DATA SUPPLIED →
- - - - -

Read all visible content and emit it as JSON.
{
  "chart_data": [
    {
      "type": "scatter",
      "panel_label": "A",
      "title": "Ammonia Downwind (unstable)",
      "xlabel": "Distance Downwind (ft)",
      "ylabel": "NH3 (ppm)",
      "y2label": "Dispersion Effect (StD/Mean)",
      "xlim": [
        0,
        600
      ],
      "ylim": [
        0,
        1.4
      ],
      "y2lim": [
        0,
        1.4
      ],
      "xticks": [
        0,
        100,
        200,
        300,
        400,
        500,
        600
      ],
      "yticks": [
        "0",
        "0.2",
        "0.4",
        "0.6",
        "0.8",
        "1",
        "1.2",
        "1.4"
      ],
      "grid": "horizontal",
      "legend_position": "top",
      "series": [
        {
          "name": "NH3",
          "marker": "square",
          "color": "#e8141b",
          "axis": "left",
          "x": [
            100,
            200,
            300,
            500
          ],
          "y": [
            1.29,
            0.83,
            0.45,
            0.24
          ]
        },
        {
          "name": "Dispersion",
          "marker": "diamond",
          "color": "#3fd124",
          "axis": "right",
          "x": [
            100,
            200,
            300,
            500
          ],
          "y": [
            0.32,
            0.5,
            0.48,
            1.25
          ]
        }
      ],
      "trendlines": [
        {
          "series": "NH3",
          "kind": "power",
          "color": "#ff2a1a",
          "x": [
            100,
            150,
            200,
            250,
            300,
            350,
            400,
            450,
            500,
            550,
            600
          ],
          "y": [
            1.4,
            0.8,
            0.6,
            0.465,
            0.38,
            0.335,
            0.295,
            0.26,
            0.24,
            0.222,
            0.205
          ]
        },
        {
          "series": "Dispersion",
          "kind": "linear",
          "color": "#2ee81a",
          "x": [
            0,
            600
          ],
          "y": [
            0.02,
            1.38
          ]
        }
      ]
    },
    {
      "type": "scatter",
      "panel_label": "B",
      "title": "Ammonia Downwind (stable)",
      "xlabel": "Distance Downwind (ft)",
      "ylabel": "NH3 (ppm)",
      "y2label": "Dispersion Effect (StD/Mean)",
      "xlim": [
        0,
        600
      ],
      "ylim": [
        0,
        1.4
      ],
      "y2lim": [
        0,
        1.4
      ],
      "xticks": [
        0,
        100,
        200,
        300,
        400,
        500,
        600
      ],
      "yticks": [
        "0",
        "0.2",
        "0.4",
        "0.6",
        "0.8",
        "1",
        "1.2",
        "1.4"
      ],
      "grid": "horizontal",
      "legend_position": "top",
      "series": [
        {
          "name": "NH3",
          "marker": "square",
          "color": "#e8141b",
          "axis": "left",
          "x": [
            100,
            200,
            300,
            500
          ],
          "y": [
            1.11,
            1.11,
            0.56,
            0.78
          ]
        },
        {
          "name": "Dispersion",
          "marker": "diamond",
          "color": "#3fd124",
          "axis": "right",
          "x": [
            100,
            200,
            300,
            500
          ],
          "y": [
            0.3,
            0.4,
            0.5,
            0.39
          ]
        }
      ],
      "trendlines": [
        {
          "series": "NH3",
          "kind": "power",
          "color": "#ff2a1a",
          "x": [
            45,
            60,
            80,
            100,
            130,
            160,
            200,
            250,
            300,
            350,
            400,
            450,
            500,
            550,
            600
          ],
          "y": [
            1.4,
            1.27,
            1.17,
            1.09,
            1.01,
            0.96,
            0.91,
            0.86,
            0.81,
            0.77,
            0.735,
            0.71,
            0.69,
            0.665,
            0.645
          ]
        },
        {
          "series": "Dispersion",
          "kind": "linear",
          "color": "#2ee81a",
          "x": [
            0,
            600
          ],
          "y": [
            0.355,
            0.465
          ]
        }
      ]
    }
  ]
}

- - - - -

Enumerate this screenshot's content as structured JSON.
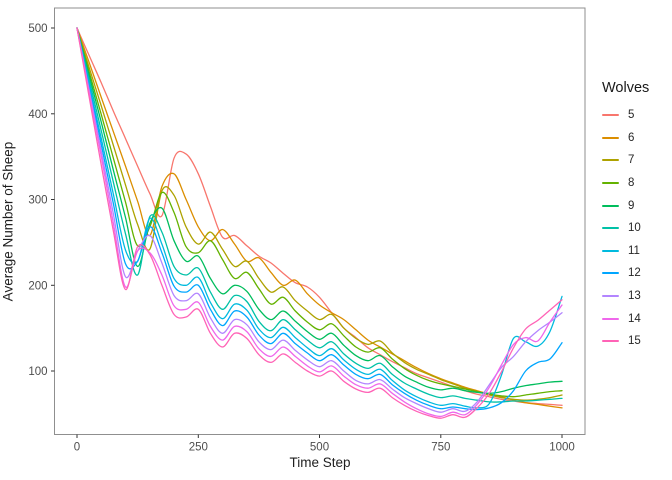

- - - - -

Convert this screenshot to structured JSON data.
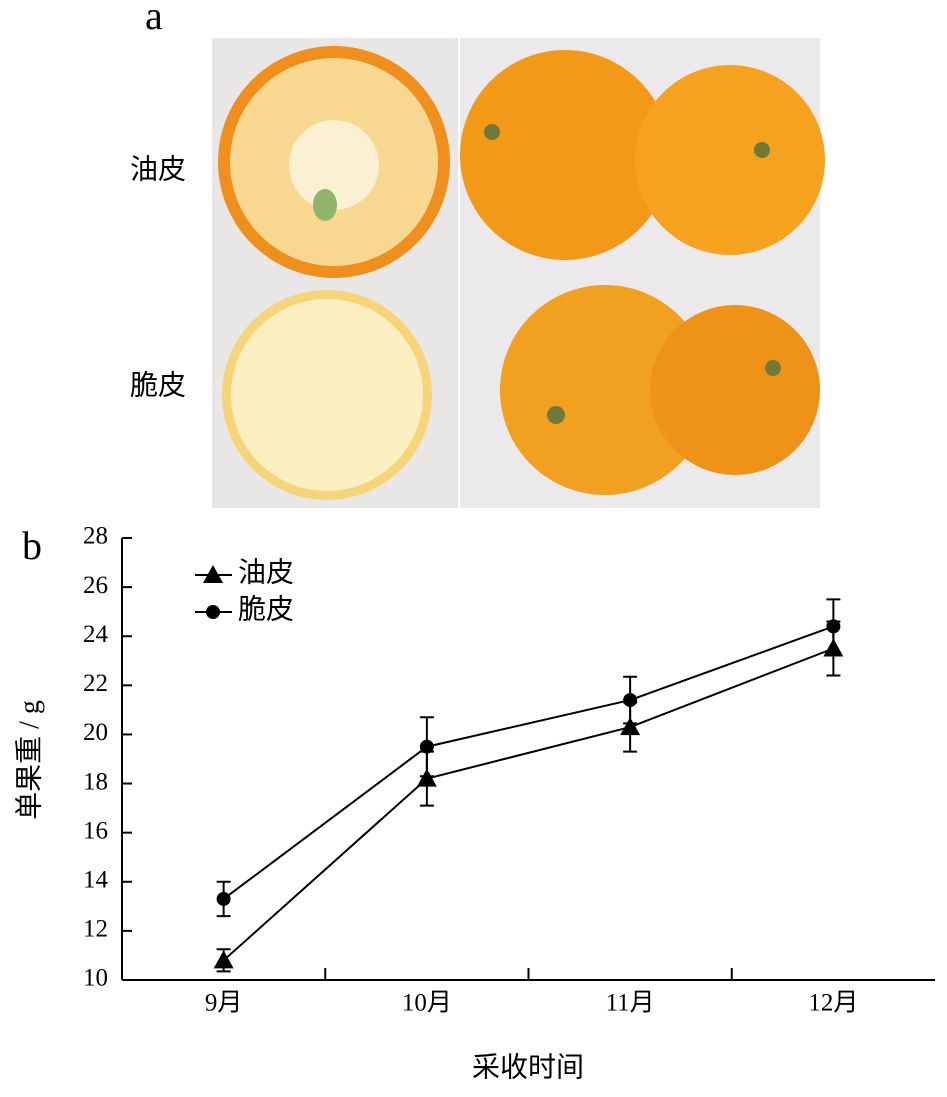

- - - - -

INSTRUCTIONS TO FOLLOW →
Look through the data above. Find each line with the string "structured" and copy it.

FULL OUTPUT →
Enumerate this screenshot's content as structured JSON.
Convert this screenshot to structured JSON data.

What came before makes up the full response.